-- What the exercise asks --
Set down the full listing exactly, character for character.

-- Records about charts and figures --
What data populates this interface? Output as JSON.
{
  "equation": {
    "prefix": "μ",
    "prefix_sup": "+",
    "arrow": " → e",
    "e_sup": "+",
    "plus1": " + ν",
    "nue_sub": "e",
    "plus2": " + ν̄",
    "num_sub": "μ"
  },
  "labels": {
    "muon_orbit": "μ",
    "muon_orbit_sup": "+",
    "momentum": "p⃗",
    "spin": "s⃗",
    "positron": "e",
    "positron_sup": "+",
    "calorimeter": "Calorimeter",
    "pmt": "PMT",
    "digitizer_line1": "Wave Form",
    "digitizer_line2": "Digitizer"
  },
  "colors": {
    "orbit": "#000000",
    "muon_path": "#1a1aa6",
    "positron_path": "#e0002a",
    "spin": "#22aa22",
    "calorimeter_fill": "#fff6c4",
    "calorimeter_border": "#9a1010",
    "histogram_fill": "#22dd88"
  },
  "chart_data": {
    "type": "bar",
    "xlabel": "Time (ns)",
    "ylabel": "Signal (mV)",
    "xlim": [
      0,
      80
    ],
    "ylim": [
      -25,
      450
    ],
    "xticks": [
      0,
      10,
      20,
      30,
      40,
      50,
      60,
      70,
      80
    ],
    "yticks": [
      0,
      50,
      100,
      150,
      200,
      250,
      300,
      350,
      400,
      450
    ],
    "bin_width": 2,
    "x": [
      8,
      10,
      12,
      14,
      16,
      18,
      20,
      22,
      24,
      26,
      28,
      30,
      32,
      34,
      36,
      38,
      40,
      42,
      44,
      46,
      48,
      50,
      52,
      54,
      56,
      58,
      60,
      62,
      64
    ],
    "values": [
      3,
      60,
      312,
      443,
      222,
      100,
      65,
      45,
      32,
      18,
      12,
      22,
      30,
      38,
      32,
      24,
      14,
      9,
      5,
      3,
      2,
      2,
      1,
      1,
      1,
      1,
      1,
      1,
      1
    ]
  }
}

-- In response --
What data populates this interface? Output as JSON.
{
  "equation": {
    "prefix": "μ",
    "prefix_sup": "+",
    "arrow": " → e",
    "e_sup": "+",
    "plus1": " + ν",
    "nue_sub": "e",
    "plus2": " + ν̄",
    "num_sub": "μ"
  },
  "labels": {
    "muon_orbit": "μ",
    "muon_orbit_sup": "+",
    "momentum": "p⃗",
    "spin": "s⃗",
    "positron": "e",
    "positron_sup": "+",
    "calorimeter": "Calorimeter",
    "pmt": "PMT",
    "digitizer_line1": "Wave Form",
    "digitizer_line2": "Digitizer"
  },
  "colors": {
    "orbit": "#000000",
    "muon_path": "#1a1aa6",
    "positron_path": "#e0002a",
    "spin": "#22aa22",
    "calorimeter_fill": "#fff6c4",
    "calorimeter_border": "#9a1010",
    "histogram_fill": "#22dd88"
  },
  "chart_data": {
    "type": "bar",
    "xlabel": "Time (ns)",
    "ylabel": "Signal (mV)",
    "xlim": [
      0,
      80
    ],
    "ylim": [
      -25,
      450
    ],
    "xticks": [
      0,
      10,
      20,
      30,
      40,
      50,
      60,
      70,
      80
    ],
    "yticks": [
      0,
      50,
      100,
      150,
      200,
      250,
      300,
      350,
      400,
      450
    ],
    "bin_width": 2,
    "x": [
      8,
      10,
      12,
      14,
      16,
      18,
      20,
      22,
      24,
      26,
      28,
      30,
      32,
      34,
      36,
      38,
      40,
      42,
      44,
      46,
      48,
      50,
      52,
      54,
      56,
      58,
      60,
      62,
      64
    ],
    "values": [
      3,
      60,
      312,
      443,
      222,
      100,
      65,
      45,
      32,
      18,
      12,
      22,
      30,
      38,
      32,
      24,
      14,
      9,
      5,
      3,
      2,
      2,
      1,
      1,
      1,
      1,
      1,
      1,
      1
    ]
  }
}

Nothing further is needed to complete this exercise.